■ **What needs to be done**: Count how many lines hold the string "formulas". Give that number alone.

■ **Given records**:
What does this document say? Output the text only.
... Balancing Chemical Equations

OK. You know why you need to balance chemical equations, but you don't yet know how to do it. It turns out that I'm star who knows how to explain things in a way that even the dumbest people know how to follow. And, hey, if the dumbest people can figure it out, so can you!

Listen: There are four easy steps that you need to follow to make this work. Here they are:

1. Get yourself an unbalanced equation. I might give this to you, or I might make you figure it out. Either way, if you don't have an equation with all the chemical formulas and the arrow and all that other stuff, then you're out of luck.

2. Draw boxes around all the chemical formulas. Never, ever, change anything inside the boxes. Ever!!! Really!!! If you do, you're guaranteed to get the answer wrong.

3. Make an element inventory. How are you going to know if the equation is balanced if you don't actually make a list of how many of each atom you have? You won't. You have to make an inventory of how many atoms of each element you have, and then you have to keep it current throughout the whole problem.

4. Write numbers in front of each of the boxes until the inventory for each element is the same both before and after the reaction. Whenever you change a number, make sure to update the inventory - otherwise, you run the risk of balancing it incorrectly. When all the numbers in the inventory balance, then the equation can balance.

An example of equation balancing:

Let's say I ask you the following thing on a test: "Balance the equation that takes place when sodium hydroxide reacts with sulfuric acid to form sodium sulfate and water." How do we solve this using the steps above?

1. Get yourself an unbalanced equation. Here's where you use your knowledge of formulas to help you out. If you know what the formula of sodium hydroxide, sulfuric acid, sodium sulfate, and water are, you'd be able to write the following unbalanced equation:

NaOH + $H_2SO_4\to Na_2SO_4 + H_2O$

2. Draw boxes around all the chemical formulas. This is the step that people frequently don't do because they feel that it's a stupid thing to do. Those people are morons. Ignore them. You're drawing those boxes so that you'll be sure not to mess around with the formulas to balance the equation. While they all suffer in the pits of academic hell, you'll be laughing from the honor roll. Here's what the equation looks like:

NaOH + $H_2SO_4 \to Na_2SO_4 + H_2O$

* * *

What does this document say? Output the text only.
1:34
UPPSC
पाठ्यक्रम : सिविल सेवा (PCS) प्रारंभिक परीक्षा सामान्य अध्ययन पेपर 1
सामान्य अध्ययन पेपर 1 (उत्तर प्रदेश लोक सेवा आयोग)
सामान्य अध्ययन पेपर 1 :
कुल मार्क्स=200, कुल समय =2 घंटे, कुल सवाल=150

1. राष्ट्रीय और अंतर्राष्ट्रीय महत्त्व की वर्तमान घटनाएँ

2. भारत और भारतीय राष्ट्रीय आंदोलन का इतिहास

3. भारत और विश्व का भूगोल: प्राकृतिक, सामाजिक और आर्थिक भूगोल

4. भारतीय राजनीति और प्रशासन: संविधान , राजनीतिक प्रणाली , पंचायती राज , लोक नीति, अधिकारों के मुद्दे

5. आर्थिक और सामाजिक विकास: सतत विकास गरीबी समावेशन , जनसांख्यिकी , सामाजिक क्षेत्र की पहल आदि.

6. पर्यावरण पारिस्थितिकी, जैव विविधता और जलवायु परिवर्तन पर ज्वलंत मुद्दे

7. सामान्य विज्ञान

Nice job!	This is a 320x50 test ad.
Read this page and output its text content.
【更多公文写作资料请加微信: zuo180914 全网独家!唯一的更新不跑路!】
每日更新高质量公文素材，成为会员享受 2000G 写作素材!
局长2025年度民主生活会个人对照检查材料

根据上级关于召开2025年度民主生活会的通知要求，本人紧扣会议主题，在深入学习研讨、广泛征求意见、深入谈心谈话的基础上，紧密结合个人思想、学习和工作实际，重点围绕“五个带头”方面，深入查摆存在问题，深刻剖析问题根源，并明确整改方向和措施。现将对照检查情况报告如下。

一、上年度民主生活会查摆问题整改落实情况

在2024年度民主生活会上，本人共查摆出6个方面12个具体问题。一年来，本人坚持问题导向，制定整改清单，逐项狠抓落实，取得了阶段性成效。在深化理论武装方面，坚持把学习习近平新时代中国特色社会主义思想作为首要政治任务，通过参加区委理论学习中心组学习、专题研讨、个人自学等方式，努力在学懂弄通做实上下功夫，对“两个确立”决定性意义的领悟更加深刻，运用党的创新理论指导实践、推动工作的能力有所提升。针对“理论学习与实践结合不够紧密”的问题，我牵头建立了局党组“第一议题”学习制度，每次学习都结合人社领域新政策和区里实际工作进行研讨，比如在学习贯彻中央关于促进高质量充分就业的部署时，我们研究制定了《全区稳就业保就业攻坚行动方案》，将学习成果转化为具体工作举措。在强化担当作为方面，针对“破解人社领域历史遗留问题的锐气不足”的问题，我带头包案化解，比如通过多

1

--

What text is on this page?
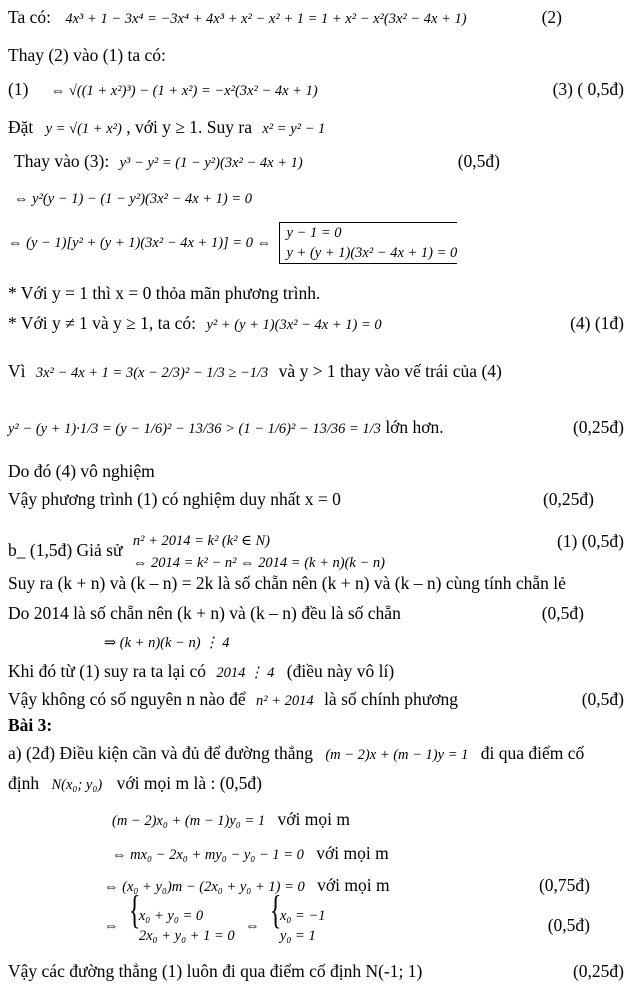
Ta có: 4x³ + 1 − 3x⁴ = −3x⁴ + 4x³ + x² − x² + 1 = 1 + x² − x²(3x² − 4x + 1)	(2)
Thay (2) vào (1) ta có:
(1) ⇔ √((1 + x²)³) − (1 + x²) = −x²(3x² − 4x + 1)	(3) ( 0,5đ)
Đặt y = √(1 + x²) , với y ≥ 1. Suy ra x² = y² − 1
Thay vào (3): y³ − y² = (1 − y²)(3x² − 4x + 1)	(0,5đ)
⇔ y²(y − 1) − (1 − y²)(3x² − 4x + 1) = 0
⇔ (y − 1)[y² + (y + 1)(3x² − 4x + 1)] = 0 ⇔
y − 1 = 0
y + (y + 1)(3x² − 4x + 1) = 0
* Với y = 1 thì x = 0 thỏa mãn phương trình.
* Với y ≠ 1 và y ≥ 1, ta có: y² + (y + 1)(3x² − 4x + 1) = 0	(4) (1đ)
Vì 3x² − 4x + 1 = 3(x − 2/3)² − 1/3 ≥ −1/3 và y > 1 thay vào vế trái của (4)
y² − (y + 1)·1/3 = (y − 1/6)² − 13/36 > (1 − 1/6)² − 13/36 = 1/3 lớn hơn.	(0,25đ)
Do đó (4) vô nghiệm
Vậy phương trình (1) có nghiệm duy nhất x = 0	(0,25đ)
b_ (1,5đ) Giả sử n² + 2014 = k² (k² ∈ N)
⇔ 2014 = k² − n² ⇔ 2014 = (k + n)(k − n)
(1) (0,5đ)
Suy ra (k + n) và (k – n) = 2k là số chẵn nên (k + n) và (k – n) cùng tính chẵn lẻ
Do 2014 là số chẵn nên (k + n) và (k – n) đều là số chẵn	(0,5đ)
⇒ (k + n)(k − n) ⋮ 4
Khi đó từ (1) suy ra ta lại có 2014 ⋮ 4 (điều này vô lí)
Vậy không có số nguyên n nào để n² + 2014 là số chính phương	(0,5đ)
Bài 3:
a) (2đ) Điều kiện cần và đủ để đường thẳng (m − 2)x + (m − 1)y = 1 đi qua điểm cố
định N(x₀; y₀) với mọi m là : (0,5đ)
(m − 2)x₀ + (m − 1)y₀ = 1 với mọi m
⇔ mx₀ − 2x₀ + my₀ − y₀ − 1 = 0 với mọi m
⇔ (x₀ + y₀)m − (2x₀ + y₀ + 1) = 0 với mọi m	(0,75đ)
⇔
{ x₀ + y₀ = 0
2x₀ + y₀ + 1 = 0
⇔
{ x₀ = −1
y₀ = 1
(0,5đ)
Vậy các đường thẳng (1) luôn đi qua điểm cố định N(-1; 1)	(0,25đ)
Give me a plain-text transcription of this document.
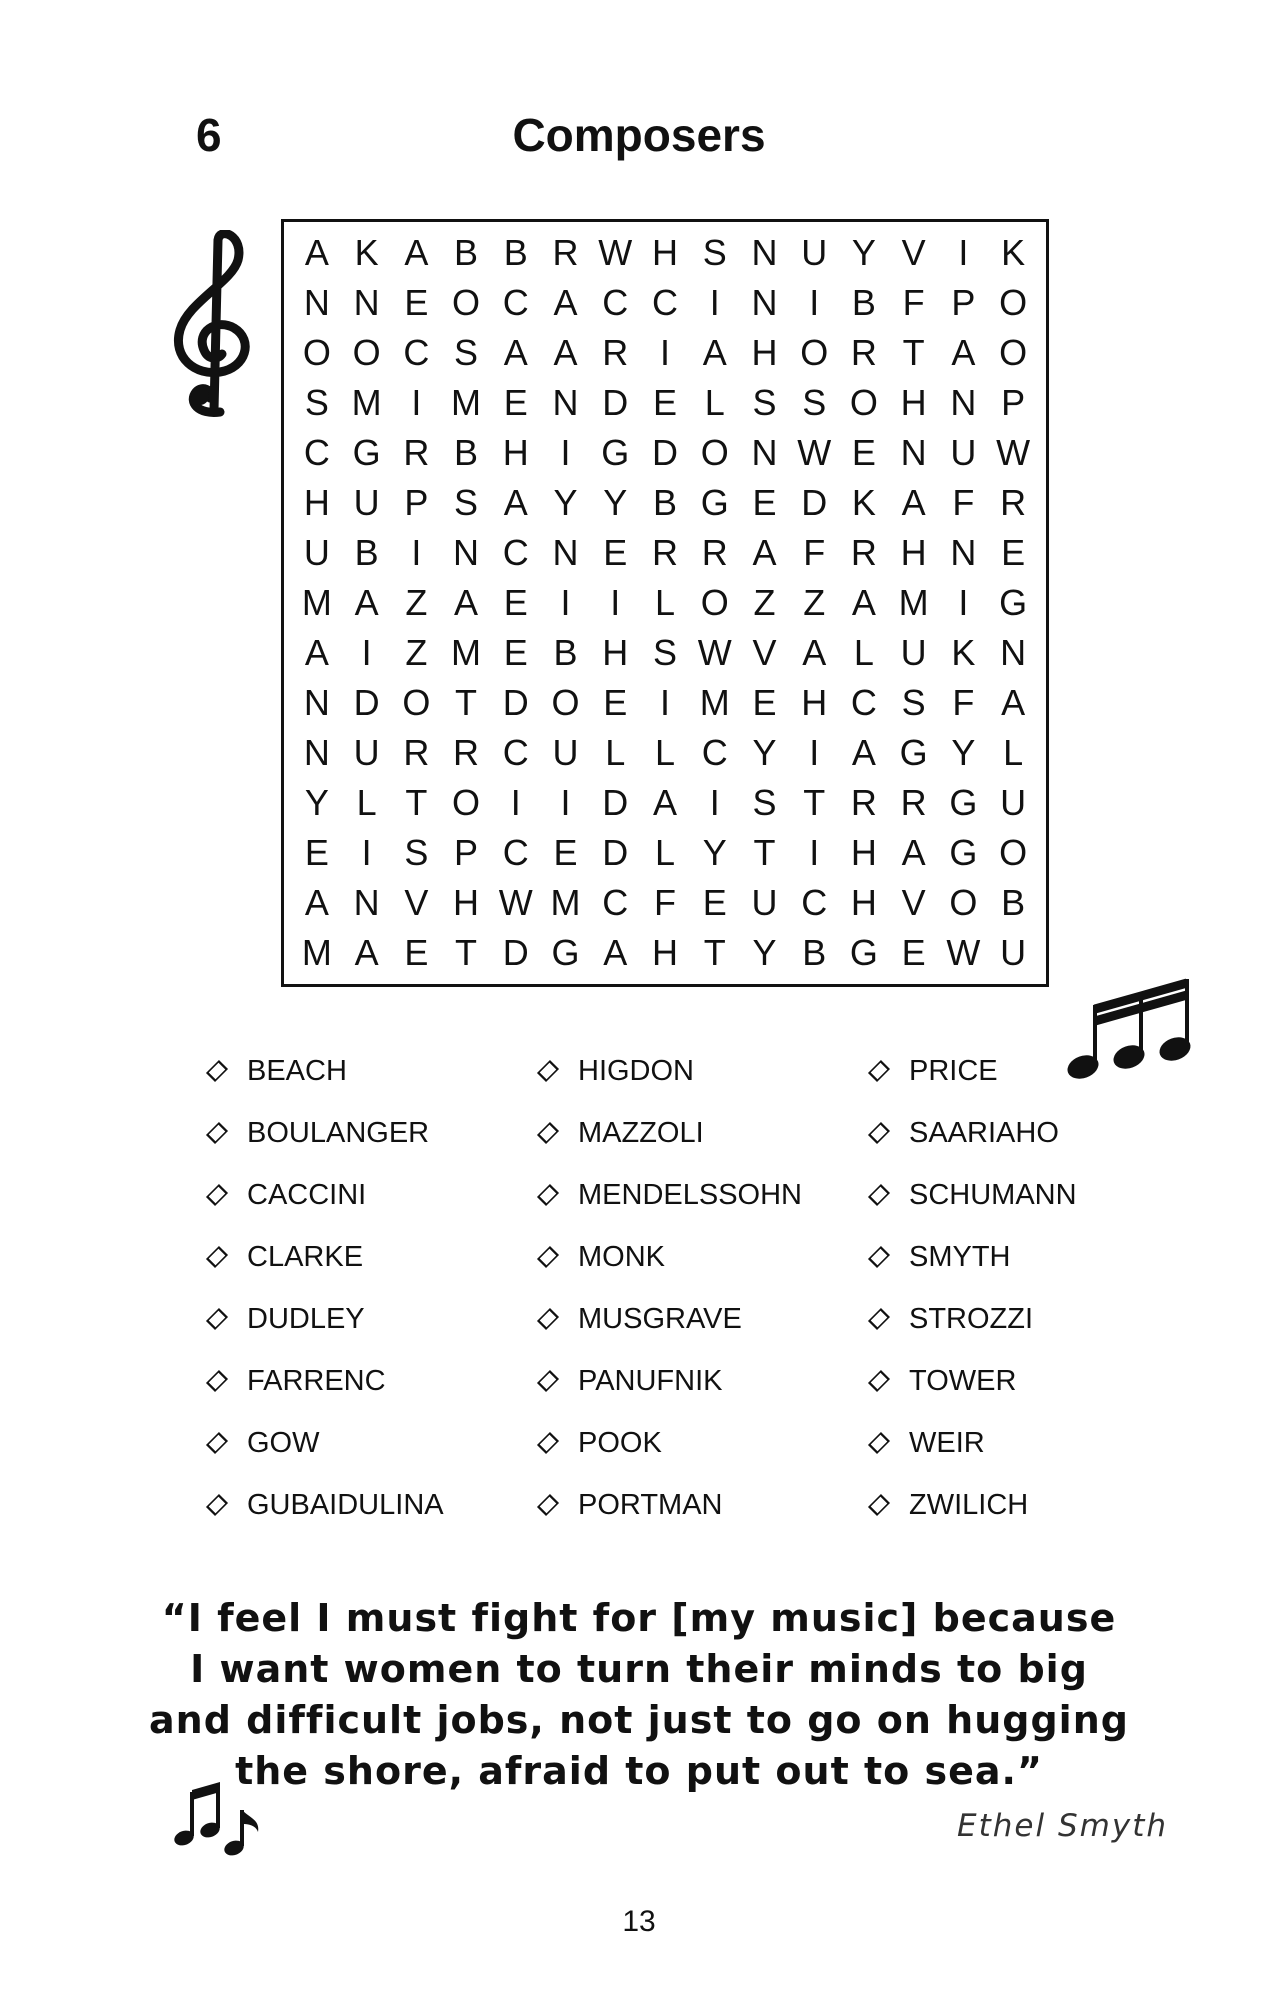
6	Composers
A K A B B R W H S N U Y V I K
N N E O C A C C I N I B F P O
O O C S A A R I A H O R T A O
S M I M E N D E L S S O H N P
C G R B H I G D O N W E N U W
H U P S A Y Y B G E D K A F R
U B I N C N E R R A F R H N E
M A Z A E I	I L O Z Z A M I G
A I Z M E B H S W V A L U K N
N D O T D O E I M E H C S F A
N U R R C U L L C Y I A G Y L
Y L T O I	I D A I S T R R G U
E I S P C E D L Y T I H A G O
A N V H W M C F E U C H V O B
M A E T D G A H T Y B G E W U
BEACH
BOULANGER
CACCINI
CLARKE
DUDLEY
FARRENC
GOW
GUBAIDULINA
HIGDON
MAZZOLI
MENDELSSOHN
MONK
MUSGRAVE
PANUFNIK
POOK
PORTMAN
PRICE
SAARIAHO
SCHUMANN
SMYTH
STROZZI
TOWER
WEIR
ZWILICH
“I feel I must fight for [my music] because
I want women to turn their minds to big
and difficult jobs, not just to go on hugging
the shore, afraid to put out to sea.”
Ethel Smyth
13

■ **The output**: 4